Task details> Repeat the material below word for word and leave out all pictures.

═════ Records supplied

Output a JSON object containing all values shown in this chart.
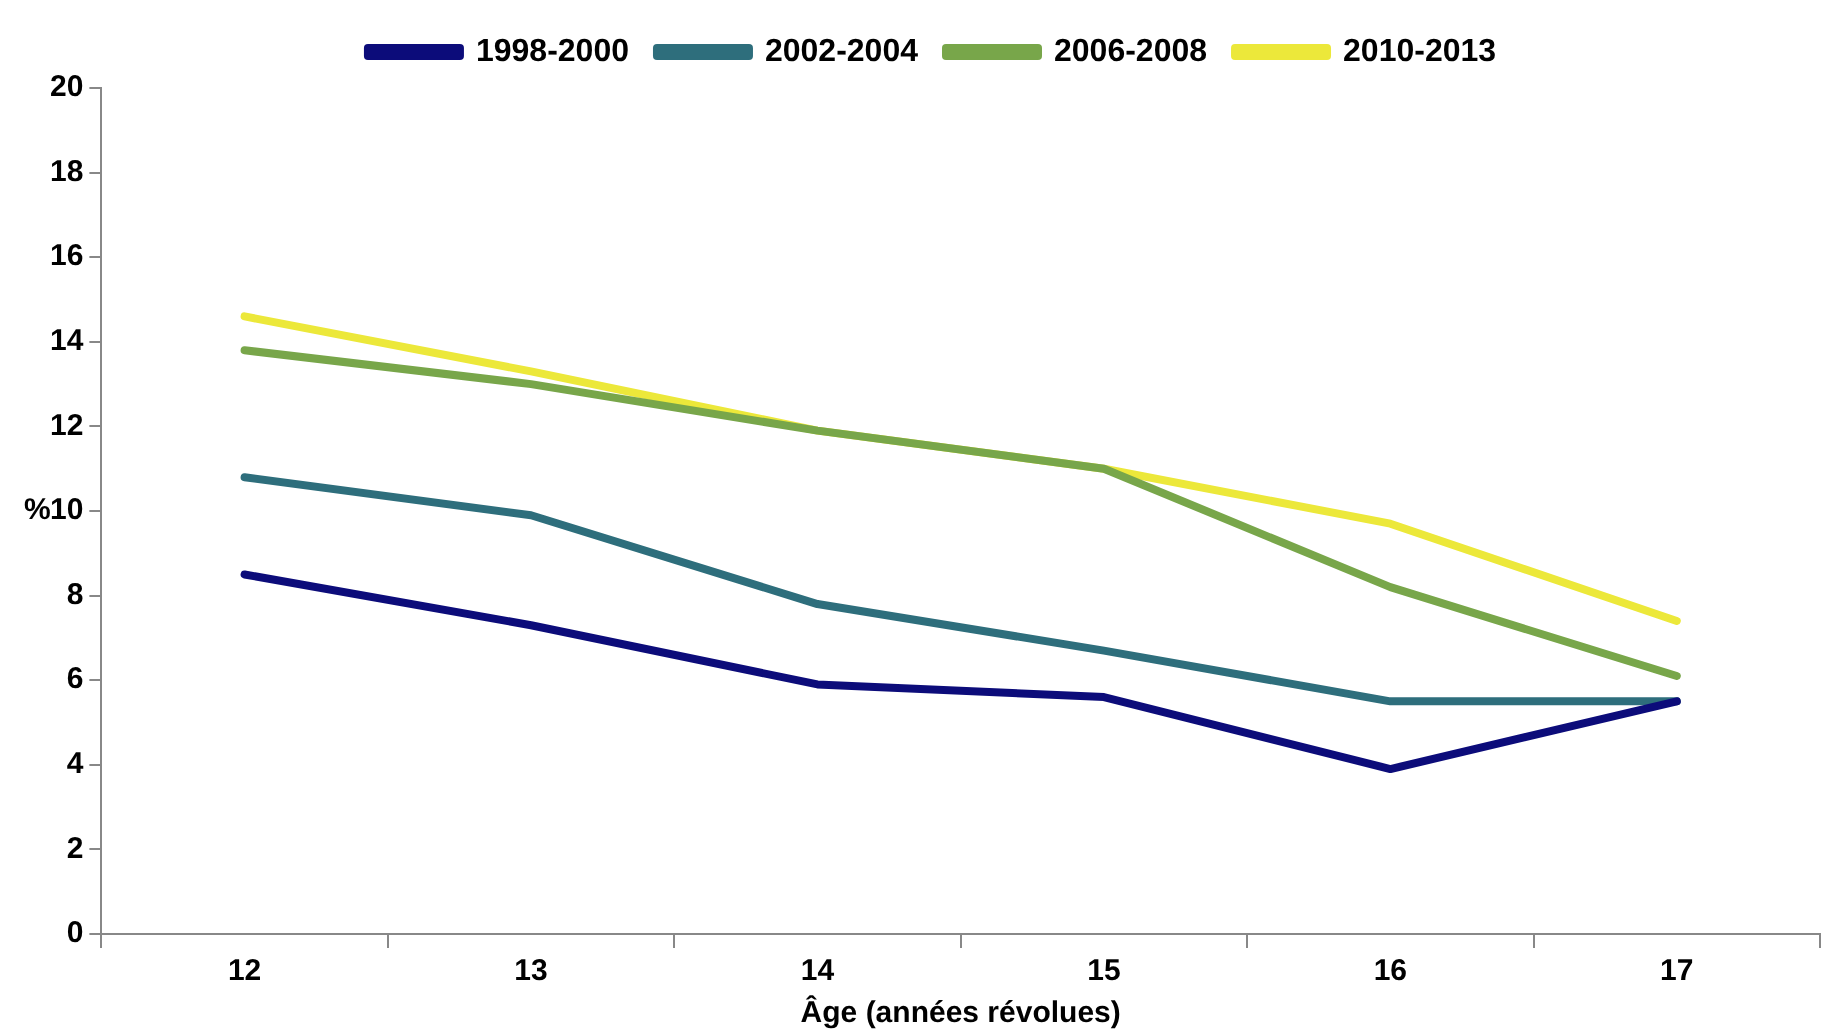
{
  "chart_data": {
    "type": "line",
    "xlabel": "Âge (années révolues)",
    "ylabel": "%",
    "categories": [
      "12",
      "13",
      "14",
      "15",
      "16",
      "17"
    ],
    "series": [
      {
        "name": "1998-2000",
        "color": "#0c0c7a",
        "values": [
          8.5,
          7.3,
          5.9,
          5.6,
          3.9,
          5.5
        ]
      },
      {
        "name": "2002-2004",
        "color": "#2e6e7c",
        "values": [
          10.8,
          9.9,
          7.8,
          6.7,
          5.5,
          5.5
        ]
      },
      {
        "name": "2006-2008",
        "color": "#78a64a",
        "values": [
          13.8,
          13.0,
          11.9,
          11.0,
          8.2,
          6.1
        ]
      },
      {
        "name": "2010-2013",
        "color": "#ece83a",
        "values": [
          14.6,
          13.3,
          11.9,
          11.0,
          9.7,
          7.4
        ]
      }
    ],
    "ylim": [
      0,
      20
    ],
    "yticks": [
      0,
      2,
      4,
      6,
      8,
      10,
      12,
      14,
      16,
      18,
      20
    ],
    "grid": false,
    "legend": "top",
    "marker": "none",
    "line_style": "solid"
  }
}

══════════

Result of the exercise>
Output a JSON object containing all values shown in this chart.
{
  "chart_data": {
    "type": "line",
    "xlabel": "Âge (années révolues)",
    "ylabel": "%",
    "categories": [
      "12",
      "13",
      "14",
      "15",
      "16",
      "17"
    ],
    "series": [
      {
        "name": "1998-2000",
        "color": "#0c0c7a",
        "values": [
          8.5,
          7.3,
          5.9,
          5.6,
          3.9,
          5.5
        ]
      },
      {
        "name": "2002-2004",
        "color": "#2e6e7c",
        "values": [
          10.8,
          9.9,
          7.8,
          6.7,
          5.5,
          5.5
        ]
      },
      {
        "name": "2006-2008",
        "color": "#78a64a",
        "values": [
          13.8,
          13.0,
          11.9,
          11.0,
          8.2,
          6.1
        ]
      },
      {
        "name": "2010-2013",
        "color": "#ece83a",
        "values": [
          14.6,
          13.3,
          11.9,
          11.0,
          9.7,
          7.4
        ]
      }
    ],
    "ylim": [
      0,
      20
    ],
    "yticks": [
      0,
      2,
      4,
      6,
      8,
      10,
      12,
      14,
      16,
      18,
      20
    ],
    "grid": false,
    "legend": "top",
    "marker": "none",
    "line_style": "solid"
  }
}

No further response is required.